§ **Work to complete**:
Continue the forum thread about the Scotland touring posts, beginning right after its last line.

§ **Text to read**:
▬▬▬
Keep up the posts stecaz - Glad your enjoying your hols. Is that '3 modem' connecting to G or 3G ?


----------



## Auchmill (Oct 1, 2007)

...and so postmodern relativism strikes back....


----------



## pippin (Nov 15, 2007)

..


----------



## tonybvi (Jan 31, 2007)

I was hoping I could have a good read of touring in Scotland instead of a whole load of (in my opinion) totally uneccessary replies about posting style, spelling, formatting etc. Live and let live I say, so long as I can understand the posting I don't care how it is composed. 
Responses like a lot of these here are the main reason I rarely look at the outandaboutlive forum - you can rarely read a thread without it going off topic.


----------



## Pammy (Jun 2, 2005)

Hear! Hear! Or should that be 'ear 'ear? Hope my apostrophes are in the right place. Don't want to cause offence.


----------



## viator (May 1, 2007)

tonybvi said:


> I was hoping I could have a good read of touring in Scotland instead of a whole load of (in my opinion) totally uneccessary replies about posting style, spelling, formatting etc. Live and let live I say, so long as I can understand the posting I don't care how it is composed.
> Responses like a lot of these here are the main reason I rarely look at the outandaboutlive forum - you can rarely read a thread without it going off topic.


I agree with tonybvi.
viator


----------



## kezbea (Jan 5, 2008)

Hope its not the last we hear of the Scotland tour, and as for HILLDWELLER i suggest he stop reading it.
Dave


----------



## CaGreg (Mar 28, 2007)

Please keep posting about Scotland because I'm waiting anxiously to see if you come across the phenomena of Bright Sunny NIGHTS that we so regularly hear about in the Chat Room! 

Carol, it can't just happen where you live!!!  

Ca


----------



## Alemo (Mar 11, 2008)

Hi stecaz,

Keep it going any way that suits you.
▬▬▬
§ **Available data**:
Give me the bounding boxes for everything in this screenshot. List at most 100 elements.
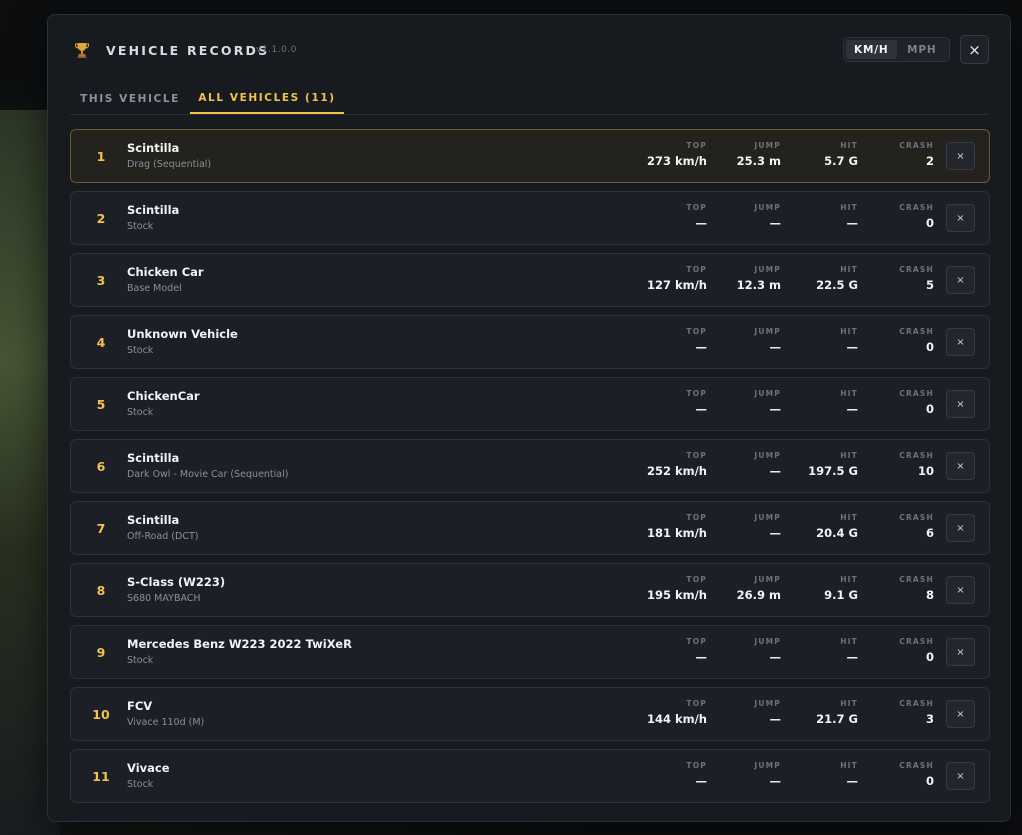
▬▬▬
§ **Expected answer**:
I'm interested in your tour and how well 3 operates.

Ignore adverse comments, they are just green with envy or is it mildew.

Enjoy your tour.


----------



## 96299 (Sep 15, 2005)

I also agree.Keep posting about Scotland,Im interested in what you have to report as I`m going up there in August,and being quite new to M/H I could do with all the tips I can get.

steve


----------



## Ginamo (Sep 5, 2006)

It's a pity some people have nothing worthwhile to contribute to the site and are reduced to criticizing others posts. I find it quite sad personally!

Gina


----------



## 108987 (Jan 2, 2008)

Sorry for the delay. Back home now, didn't get much time to go online over the last few days. Arrived at Thurso on monday, greeted by heavy snow. Had a trip upto Dunnet Head ( most northerly point on the mainland ). A must place to visit if in that area. Quite good roads, better than expected. Stopped at a place called Sandside bay, fantastic beach. After this we started to make our way south down the middle of Scotland and just stopped at nice locations along the way. In total stayed 4 nights wild and 4 nights on sites. We covered a total of 1350 miles over 8 days. Back to work on monday  

Steve, Carolyn, kids and dog


----------



## Groper (May 17, 2007)

Must have been a great trip for you.
Have they still got the warnings about radioactivity on the beach at Dunnet?
We were there Easter 2007, blowing a gale and torrential rain.
You have to look on the brightside - back to work - earn money for next outing.  

Clive


----------



## 108987 (Jan 2, 2008)

*Dunnet*

We didnt go to the beach at Dunnet so didnt see any signs. We only went to Dunnet Head where the lighthouse is. Very windy.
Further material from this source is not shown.